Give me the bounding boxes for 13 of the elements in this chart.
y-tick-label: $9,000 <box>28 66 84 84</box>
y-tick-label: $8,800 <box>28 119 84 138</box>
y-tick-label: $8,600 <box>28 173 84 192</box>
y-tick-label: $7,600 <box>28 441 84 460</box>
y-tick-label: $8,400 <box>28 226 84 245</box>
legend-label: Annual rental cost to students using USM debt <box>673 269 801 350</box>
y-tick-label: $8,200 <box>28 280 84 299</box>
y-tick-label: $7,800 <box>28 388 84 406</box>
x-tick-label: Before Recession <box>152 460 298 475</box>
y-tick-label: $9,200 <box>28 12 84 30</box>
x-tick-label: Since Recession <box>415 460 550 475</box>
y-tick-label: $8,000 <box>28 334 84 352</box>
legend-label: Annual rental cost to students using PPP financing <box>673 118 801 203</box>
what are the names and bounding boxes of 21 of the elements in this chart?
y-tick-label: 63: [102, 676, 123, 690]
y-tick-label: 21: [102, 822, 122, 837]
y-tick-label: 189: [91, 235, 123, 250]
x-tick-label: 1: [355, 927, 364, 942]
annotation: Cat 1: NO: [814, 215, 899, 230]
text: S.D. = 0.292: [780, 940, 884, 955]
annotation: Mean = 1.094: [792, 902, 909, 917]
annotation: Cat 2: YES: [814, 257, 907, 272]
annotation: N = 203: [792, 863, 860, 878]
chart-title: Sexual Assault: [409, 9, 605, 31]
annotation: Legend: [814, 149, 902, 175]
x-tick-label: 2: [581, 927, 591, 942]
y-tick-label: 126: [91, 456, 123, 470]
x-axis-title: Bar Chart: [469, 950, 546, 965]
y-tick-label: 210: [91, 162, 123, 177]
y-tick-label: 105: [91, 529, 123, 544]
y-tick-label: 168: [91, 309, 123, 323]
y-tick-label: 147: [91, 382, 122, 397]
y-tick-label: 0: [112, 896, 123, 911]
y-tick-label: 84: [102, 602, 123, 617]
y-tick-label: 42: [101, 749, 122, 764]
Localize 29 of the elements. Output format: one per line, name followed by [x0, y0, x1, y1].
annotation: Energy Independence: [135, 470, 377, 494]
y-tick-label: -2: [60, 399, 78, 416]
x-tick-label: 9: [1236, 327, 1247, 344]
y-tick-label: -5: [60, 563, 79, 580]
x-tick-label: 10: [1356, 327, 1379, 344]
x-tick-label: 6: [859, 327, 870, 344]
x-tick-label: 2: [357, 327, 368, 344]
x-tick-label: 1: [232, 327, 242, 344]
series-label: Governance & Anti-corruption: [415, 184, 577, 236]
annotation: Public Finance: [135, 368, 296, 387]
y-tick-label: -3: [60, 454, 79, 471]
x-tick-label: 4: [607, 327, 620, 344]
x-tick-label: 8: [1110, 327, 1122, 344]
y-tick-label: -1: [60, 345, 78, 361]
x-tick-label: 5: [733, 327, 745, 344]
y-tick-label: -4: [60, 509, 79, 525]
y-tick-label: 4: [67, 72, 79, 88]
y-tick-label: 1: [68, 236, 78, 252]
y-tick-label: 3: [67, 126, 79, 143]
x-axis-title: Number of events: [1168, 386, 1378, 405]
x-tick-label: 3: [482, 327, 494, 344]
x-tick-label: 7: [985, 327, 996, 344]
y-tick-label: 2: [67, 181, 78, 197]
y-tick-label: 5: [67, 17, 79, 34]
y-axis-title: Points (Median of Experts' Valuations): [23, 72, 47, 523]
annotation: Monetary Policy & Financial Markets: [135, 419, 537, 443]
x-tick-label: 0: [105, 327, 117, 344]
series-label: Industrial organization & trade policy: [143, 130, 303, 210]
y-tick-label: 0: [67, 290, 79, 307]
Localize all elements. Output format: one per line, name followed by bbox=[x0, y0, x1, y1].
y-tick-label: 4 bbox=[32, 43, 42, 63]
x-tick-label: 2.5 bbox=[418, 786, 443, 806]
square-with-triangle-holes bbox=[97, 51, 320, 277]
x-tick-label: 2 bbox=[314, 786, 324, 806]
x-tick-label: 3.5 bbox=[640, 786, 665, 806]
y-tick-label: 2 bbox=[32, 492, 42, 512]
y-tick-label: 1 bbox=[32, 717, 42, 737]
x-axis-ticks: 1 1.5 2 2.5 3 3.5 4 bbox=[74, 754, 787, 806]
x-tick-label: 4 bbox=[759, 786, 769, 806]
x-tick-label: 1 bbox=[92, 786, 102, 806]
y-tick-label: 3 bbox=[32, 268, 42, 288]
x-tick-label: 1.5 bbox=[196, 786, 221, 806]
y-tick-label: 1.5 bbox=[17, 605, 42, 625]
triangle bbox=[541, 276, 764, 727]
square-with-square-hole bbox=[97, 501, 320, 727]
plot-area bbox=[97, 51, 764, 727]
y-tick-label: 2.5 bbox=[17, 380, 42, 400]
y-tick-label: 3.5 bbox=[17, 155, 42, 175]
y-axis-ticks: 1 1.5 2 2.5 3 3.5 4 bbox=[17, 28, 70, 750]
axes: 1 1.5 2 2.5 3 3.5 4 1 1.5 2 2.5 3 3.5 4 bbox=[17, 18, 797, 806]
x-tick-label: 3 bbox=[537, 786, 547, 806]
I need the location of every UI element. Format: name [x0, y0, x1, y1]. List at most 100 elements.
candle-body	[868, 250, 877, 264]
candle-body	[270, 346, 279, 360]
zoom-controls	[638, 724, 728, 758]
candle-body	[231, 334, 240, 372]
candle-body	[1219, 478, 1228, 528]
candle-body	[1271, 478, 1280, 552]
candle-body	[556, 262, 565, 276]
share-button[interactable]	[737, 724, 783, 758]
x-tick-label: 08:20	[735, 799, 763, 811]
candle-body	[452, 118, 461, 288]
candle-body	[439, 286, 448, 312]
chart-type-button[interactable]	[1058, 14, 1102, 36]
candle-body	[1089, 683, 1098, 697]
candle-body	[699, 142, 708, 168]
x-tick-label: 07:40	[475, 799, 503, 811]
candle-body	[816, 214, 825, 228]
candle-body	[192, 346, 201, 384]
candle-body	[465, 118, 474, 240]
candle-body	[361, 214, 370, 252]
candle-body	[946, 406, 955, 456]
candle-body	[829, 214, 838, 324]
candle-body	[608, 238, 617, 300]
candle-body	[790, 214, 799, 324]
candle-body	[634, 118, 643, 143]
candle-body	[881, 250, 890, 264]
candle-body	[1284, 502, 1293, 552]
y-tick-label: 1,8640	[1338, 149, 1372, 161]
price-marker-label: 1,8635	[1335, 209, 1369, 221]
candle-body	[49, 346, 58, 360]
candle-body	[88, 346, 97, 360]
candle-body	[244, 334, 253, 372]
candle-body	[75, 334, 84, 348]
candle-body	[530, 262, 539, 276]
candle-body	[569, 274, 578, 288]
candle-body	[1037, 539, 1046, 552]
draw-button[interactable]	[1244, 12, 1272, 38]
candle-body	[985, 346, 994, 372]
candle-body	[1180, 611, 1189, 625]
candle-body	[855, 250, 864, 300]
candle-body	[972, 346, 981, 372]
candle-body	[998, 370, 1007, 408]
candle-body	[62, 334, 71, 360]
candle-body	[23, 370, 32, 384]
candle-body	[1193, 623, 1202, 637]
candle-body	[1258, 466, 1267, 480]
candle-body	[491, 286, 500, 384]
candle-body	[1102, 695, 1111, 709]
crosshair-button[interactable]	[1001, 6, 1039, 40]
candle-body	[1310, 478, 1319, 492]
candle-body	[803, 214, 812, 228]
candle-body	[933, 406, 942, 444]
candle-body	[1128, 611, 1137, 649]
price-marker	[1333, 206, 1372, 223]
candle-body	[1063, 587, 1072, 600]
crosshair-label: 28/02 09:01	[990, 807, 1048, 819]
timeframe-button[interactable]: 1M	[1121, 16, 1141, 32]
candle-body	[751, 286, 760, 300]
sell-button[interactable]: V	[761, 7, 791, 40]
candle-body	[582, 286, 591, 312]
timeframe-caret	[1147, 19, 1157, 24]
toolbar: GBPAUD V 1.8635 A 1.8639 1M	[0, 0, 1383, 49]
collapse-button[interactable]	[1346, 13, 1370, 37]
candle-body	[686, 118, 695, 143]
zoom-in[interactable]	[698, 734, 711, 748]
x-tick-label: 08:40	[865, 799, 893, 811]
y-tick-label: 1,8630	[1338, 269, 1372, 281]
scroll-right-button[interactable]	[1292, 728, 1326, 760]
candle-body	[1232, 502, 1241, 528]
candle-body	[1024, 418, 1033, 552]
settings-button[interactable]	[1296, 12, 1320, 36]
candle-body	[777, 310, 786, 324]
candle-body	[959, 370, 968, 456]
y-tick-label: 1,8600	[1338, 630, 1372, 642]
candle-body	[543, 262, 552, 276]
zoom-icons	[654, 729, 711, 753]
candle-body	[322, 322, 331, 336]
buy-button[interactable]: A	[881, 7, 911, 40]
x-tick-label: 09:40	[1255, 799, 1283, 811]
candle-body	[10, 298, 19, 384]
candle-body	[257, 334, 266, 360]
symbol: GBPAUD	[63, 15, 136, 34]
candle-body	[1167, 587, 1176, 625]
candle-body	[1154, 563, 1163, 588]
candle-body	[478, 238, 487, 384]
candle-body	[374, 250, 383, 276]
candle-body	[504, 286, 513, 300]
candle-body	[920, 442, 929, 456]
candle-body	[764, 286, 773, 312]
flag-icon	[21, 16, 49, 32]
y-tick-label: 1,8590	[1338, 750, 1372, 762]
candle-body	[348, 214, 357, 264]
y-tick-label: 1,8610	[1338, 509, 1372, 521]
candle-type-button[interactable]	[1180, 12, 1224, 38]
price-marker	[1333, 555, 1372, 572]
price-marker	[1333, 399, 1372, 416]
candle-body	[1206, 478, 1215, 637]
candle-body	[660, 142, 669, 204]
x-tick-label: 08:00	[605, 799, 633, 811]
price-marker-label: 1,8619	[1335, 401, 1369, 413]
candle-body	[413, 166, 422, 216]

# # # #

**Task statement**
Extract every line in the records above that contains the string "price", matching uppercase and lowercase exactly.

**The reply**
price-marker-label: 1,8635	[1335, 209, 1369, 221]
price-marker	[1333, 206, 1372, 223]
price-marker	[1333, 555, 1372, 572]
price-marker	[1333, 399, 1372, 416]
price-marker-label: 1,8619	[1335, 401, 1369, 413]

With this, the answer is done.